PROBLEM: Write out all of the entries exactly as given.

[Items from a data source]

════════

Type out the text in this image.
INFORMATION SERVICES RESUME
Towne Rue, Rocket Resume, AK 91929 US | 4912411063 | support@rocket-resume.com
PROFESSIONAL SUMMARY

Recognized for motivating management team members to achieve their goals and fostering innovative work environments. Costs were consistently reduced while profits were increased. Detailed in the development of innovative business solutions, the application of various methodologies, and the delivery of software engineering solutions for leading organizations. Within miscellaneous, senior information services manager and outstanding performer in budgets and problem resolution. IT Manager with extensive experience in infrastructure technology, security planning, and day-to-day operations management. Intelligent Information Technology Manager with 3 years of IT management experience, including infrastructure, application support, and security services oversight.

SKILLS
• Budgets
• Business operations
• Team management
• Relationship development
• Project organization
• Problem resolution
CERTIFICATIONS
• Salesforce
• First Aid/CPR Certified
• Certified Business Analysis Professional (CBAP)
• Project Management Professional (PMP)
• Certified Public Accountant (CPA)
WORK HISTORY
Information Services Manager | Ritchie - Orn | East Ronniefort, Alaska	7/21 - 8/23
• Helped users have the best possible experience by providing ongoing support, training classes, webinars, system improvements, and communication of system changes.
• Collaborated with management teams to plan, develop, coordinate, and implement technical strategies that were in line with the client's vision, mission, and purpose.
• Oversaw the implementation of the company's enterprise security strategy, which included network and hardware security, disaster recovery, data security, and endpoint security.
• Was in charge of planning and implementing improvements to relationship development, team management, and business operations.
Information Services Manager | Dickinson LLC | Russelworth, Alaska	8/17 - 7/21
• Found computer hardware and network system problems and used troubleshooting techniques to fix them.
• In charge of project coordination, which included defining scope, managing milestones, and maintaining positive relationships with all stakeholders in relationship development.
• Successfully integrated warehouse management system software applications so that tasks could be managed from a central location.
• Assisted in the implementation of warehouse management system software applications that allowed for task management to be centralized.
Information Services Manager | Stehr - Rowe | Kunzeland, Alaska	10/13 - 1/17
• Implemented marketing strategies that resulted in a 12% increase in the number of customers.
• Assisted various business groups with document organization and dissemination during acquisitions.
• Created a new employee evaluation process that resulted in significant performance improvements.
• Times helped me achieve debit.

════════

OUTPUT:
Type out the text in this image.
INFORMATION SERVICES RESUME
Towne Rue, Rocket Resume, AK 91929 US | 4912411063 | support@rocket-resume.com
PROFESSIONAL SUMMARY

Recognized for motivating management team members to achieve their goals and fostering innovative work environments. Costs were consistently reduced while profits were increased. Detailed in the development of innovative business solutions, the application of various methodologies, and the delivery of software engineering solutions for leading organizations. Within miscellaneous, senior information services manager and outstanding performer in budgets and problem resolution. IT Manager with extensive experience in infrastructure technology, security planning, and day-to-day operations management. Intelligent Information Technology Manager with 3 years of IT management experience, including infrastructure, application support, and security services oversight.

SKILLS
• Budgets
• Business operations
• Team management
• Relationship development
• Project organization
• Problem resolution
CERTIFICATIONS
• Salesforce
• First Aid/CPR Certified
• Certified Business Analysis Professional (CBAP)
• Project Management Professional (PMP)
• Certified Public Accountant (CPA)
WORK HISTORY
Information Services Manager | Ritchie - Orn | East Ronniefort, Alaska	7/21 - 8/23
• Helped users have the best possible experience by providing ongoing support, training classes, webinars, system improvements, and communication of system changes.
• Collaborated with management teams to plan, develop, coordinate, and implement technical strategies that were in line with the client's vision, mission, and purpose.
• Oversaw the implementation of the company's enterprise security strategy, which included network and hardware security, disaster recovery, data security, and endpoint security.
• Was in charge of planning and implementing improvements to relationship development, team management, and business operations.
Information Services Manager | Dickinson LLC | Russelworth, Alaska	8/17 - 7/21
• Found computer hardware and network system problems and used troubleshooting techniques to fix them.
• In charge of project coordination, which included defining scope, managing milestones, and maintaining positive relationships with all stakeholders in relationship development.
• Successfully integrated warehouse management system software applications so that tasks could be managed from a central location.
• Assisted in the implementation of warehouse management system software applications that allowed for task management to be centralized.
Information Services Manager | Stehr - Rowe | Kunzeland, Alaska	10/13 - 1/17
• Implemented marketing strategies that resulted in a 12% increase in the number of customers.
• Assisted various business groups with document organization and dissemination during acquisitions.
• Created a new employee evaluation process that resulted in significant performance improvements.
• Times helped me achieve debit.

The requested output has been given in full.